══ Information

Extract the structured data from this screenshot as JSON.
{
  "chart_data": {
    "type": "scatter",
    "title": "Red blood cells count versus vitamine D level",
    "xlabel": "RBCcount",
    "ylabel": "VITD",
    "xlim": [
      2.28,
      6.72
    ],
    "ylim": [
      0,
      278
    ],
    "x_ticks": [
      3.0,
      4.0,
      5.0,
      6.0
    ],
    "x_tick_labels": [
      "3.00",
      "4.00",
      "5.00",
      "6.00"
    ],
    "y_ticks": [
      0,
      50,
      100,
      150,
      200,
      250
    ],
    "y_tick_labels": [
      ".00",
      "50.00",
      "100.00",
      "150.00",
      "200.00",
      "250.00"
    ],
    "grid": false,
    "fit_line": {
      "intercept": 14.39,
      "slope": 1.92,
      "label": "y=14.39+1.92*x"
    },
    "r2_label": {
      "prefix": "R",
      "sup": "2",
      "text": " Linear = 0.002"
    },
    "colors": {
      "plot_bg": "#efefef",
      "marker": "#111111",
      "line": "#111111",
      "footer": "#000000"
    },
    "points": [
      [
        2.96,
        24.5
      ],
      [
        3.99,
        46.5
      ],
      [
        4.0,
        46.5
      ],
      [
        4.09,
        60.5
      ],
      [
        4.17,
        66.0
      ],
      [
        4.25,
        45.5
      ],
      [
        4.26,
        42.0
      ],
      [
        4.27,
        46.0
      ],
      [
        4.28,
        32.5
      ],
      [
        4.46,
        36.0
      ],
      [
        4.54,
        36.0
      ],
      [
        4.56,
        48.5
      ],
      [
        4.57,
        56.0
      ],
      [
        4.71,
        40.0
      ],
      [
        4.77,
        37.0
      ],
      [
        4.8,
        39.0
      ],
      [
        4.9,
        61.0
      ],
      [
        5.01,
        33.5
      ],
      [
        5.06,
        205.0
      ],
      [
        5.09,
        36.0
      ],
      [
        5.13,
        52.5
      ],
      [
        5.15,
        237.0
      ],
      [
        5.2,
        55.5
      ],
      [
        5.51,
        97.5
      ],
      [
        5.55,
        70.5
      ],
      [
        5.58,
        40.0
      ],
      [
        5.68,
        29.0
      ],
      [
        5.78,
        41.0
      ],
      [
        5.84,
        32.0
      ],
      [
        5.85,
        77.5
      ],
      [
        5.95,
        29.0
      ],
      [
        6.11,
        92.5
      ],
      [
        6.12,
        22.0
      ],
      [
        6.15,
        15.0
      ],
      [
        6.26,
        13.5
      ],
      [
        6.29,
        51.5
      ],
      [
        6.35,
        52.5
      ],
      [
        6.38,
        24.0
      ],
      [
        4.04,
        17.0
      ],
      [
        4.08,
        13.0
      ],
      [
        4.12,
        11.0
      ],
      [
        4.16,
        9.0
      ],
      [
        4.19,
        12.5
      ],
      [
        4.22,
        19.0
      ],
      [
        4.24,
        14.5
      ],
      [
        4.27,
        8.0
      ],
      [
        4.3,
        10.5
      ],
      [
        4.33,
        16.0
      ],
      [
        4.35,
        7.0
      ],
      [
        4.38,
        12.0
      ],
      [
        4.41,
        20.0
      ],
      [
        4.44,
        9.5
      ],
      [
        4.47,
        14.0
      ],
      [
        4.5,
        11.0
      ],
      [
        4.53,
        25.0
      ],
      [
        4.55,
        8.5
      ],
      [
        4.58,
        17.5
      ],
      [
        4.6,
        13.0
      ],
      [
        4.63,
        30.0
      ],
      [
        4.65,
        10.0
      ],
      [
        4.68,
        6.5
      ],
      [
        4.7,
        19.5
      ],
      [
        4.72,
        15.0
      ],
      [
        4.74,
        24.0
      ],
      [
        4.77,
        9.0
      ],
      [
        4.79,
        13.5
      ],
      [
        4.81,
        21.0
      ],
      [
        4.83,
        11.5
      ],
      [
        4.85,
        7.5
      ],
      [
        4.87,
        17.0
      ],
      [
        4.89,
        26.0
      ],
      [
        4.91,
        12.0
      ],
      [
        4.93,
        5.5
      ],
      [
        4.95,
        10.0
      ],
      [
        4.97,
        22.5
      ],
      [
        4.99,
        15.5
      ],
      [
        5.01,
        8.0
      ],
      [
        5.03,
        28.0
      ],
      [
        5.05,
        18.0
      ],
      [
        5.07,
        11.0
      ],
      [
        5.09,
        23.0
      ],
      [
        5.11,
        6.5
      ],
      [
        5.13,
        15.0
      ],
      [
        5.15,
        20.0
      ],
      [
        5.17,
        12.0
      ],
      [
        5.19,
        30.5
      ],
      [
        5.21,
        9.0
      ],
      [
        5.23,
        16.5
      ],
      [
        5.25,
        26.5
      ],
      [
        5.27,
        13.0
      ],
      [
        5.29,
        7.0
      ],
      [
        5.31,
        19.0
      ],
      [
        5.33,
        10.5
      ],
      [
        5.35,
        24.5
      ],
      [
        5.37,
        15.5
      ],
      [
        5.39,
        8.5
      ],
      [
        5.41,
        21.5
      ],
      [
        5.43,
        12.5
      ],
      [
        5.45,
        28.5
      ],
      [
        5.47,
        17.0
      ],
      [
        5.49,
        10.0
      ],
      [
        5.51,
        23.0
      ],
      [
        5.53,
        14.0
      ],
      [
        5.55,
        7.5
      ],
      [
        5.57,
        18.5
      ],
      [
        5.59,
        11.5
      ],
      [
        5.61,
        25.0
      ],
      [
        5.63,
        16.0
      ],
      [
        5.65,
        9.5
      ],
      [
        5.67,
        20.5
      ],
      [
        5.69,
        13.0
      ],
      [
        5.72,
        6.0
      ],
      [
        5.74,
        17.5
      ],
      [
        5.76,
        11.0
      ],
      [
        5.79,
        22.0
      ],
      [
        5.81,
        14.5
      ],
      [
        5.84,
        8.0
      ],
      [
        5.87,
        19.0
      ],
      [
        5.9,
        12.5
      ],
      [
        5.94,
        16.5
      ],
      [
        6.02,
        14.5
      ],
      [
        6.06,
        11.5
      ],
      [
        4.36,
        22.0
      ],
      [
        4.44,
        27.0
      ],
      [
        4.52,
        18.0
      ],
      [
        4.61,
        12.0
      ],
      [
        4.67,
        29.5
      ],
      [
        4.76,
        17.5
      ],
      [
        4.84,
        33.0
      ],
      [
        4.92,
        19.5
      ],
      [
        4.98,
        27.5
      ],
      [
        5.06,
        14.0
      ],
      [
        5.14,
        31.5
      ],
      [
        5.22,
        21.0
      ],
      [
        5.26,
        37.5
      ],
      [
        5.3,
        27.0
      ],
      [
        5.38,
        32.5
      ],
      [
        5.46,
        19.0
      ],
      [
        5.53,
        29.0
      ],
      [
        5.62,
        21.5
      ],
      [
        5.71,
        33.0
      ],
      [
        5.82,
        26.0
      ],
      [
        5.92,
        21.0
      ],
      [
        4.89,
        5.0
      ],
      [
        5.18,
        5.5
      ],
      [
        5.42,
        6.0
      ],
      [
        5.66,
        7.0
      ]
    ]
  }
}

════

» **Work request**:
Write out each entry once more, exactly as it was given.

» **Answer box**:
Extract the structured data from this screenshot as JSON.
{
  "chart_data": {
    "type": "scatter",
    "title": "Red blood cells count versus vitamine D level",
    "xlabel": "RBCcount",
    "ylabel": "VITD",
    "xlim": [
      2.28,
      6.72
    ],
    "ylim": [
      0,
      278
    ],
    "x_ticks": [
      3.0,
      4.0,
      5.0,
      6.0
    ],
    "x_tick_labels": [
      "3.00",
      "4.00",
      "5.00",
      "6.00"
    ],
    "y_ticks": [
      0,
      50,
      100,
      150,
      200,
      250
    ],
    "y_tick_labels": [
      ".00",
      "50.00",
      "100.00",
      "150.00",
      "200.00",
      "250.00"
    ],
    "grid": false,
    "fit_line": {
      "intercept": 14.39,
      "slope": 1.92,
      "label": "y=14.39+1.92*x"
    },
    "r2_label": {
      "prefix": "R",
      "sup": "2",
      "text": " Linear = 0.002"
    },
    "colors": {
      "plot_bg": "#efefef",
      "marker": "#111111",
      "line": "#111111",
      "footer": "#000000"
    },
    "points": [
      [
        2.96,
        24.5
      ],
      [
        3.99,
        46.5
      ],
      [
        4.0,
        46.5
      ],
      [
        4.09,
        60.5
      ],
      [
        4.17,
        66.0
      ],
      [
        4.25,
        45.5
      ],
      [
        4.26,
        42.0
      ],
      [
        4.27,
        46.0
      ],
      [
        4.28,
        32.5
      ],
      [
        4.46,
        36.0
      ],
      [
        4.54,
        36.0
      ],
      [
        4.56,
        48.5
      ],
      [
        4.57,
        56.0
      ],
      [
        4.71,
        40.0
      ],
      [
        4.77,
        37.0
      ],
      [
        4.8,
        39.0
      ],
      [
        4.9,
        61.0
      ],
      [
        5.01,
        33.5
      ],
      [
        5.06,
        205.0
      ],
      [
        5.09,
        36.0
      ],
      [
        5.13,
        52.5
      ],
      [
        5.15,
        237.0
      ],
      [
        5.2,
        55.5
      ],
      [
        5.51,
        97.5
      ],
      [
        5.55,
        70.5
      ],
      [
        5.58,
        40.0
      ],
      [
        5.68,
        29.0
      ],
      [
        5.78,
        41.0
      ],
      [
        5.84,
        32.0
      ],
      [
        5.85,
        77.5
      ],
      [
        5.95,
        29.0
      ],
      [
        6.11,
        92.5
      ],
      [
        6.12,
        22.0
      ],
      [
        6.15,
        15.0
      ],
      [
        6.26,
        13.5
      ],
      [
        6.29,
        51.5
      ],
      [
        6.35,
        52.5
      ],
      [
        6.38,
        24.0
      ],
      [
        4.04,
        17.0
      ],
      [
        4.08,
        13.0
      ],
      [
        4.12,
        11.0
      ],
      [
        4.16,
        9.0
      ],
      [
        4.19,
        12.5
      ],
      [
        4.22,
        19.0
      ],
      [
        4.24,
        14.5
      ],
      [
        4.27,
        8.0
      ],
      [
        4.3,
        10.5
      ],
      [
        4.33,
        16.0
      ],
      [
        4.35,
        7.0
      ],
      [
        4.38,
        12.0
      ],
      [
        4.41,
        20.0
      ],
      [
        4.44,
        9.5
      ],
      [
        4.47,
        14.0
      ],
      [
        4.5,
        11.0
      ],
      [
        4.53,
        25.0
      ],
      [
        4.55,
        8.5
      ],
      [
        4.58,
        17.5
      ],
      [
        4.6,
        13.0
      ],
      [
        4.63,
        30.0
      ],
      [
        4.65,
        10.0
      ],
      [
        4.68,
        6.5
      ],
      [
        4.7,
        19.5
      ],
      [
        4.72,
        15.0
      ],
      [
        4.74,
        24.0
      ],
      [
        4.77,
        9.0
      ],
      [
        4.79,
        13.5
      ],
      [
        4.81,
        21.0
      ],
      [
        4.83,
        11.5
      ],
      [
        4.85,
        7.5
      ],
      [
        4.87,
        17.0
      ],
      [
        4.89,
        26.0
      ],
      [
        4.91,
        12.0
      ],
      [
        4.93,
        5.5
      ],
      [
        4.95,
        10.0
      ],
      [
        4.97,
        22.5
      ],
      [
        4.99,
        15.5
      ],
      [
        5.01,
        8.0
      ],
      [
        5.03,
        28.0
      ],
      [
        5.05,
        18.0
      ],
      [
        5.07,
        11.0
      ],
      [
        5.09,
        23.0
      ],
      [
        5.11,
        6.5
      ],
      [
        5.13,
        15.0
      ],
      [
        5.15,
        20.0
      ],
      [
        5.17,
        12.0
      ],
      [
        5.19,
        30.5
      ],
      [
        5.21,
        9.0
      ],
      [
        5.23,
        16.5
      ],
      [
        5.25,
        26.5
      ],
      [
        5.27,
        13.0
      ],
      [
        5.29,
        7.0
      ],
      [
        5.31,
        19.0
      ],
      [
        5.33,
        10.5
      ],
      [
        5.35,
        24.5
      ],
      [
        5.37,
        15.5
      ],
      [
        5.39,
        8.5
      ],
      [
        5.41,
        21.5
      ],
      [
        5.43,
        12.5
      ],
      [
        5.45,
        28.5
      ],
      [
        5.47,
        17.0
      ],
      [
        5.49,
        10.0
      ],
      [
        5.51,
        23.0
      ],
      [
        5.53,
        14.0
      ],
      [
        5.55,
        7.5
      ],
      [
        5.57,
        18.5
      ],
      [
        5.59,
        11.5
      ],
      [
        5.61,
        25.0
      ],
      [
        5.63,
        16.0
      ],
      [
        5.65,
        9.5
      ],
      [
        5.67,
        20.5
      ],
      [
        5.69,
        13.0
      ],
      [
        5.72,
        6.0
      ],
      [
        5.74,
        17.5
      ],
      [
        5.76,
        11.0
      ],
      [
        5.79,
        22.0
      ],
      [
        5.81,
        14.5
      ],
      [
        5.84,
        8.0
      ],
      [
        5.87,
        19.0
      ],
      [
        5.9,
        12.5
      ],
      [
        5.94,
        16.5
      ],
      [
        6.02,
        14.5
      ],
      [
        6.06,
        11.5
      ],
      [
        4.36,
        22.0
      ],
      [
        4.44,
        27.0
      ],
      [
        4.52,
        18.0
      ],
      [
        4.61,
        12.0
      ],
      [
        4.67,
        29.5
      ],
      [
        4.76,
        17.5
      ],
      [
        4.84,
        33.0
      ],
      [
        4.92,
        19.5
      ],
      [
        4.98,
        27.5
      ],
      [
        5.06,
        14.0
      ],
      [
        5.14,
        31.5
      ],
      [
        5.22,
        21.0
      ],
      [
        5.26,
        37.5
      ],
      [
        5.3,
        27.0
      ],
      [
        5.38,
        32.5
      ],
      [
        5.46,
        19.0
      ],
      [
        5.53,
        29.0
      ],
      [
        5.62,
        21.5
      ],
      [
        5.71,
        33.0
      ],
      [
        5.82,
        26.0
      ],
      [
        5.92,
        21.0
      ],
      [
        4.89,
        5.0
      ],
      [
        5.18,
        5.5
      ],
      [
        5.42,
        6.0
      ],
      [
        5.66,
        7.0
      ]
    ]
  }
}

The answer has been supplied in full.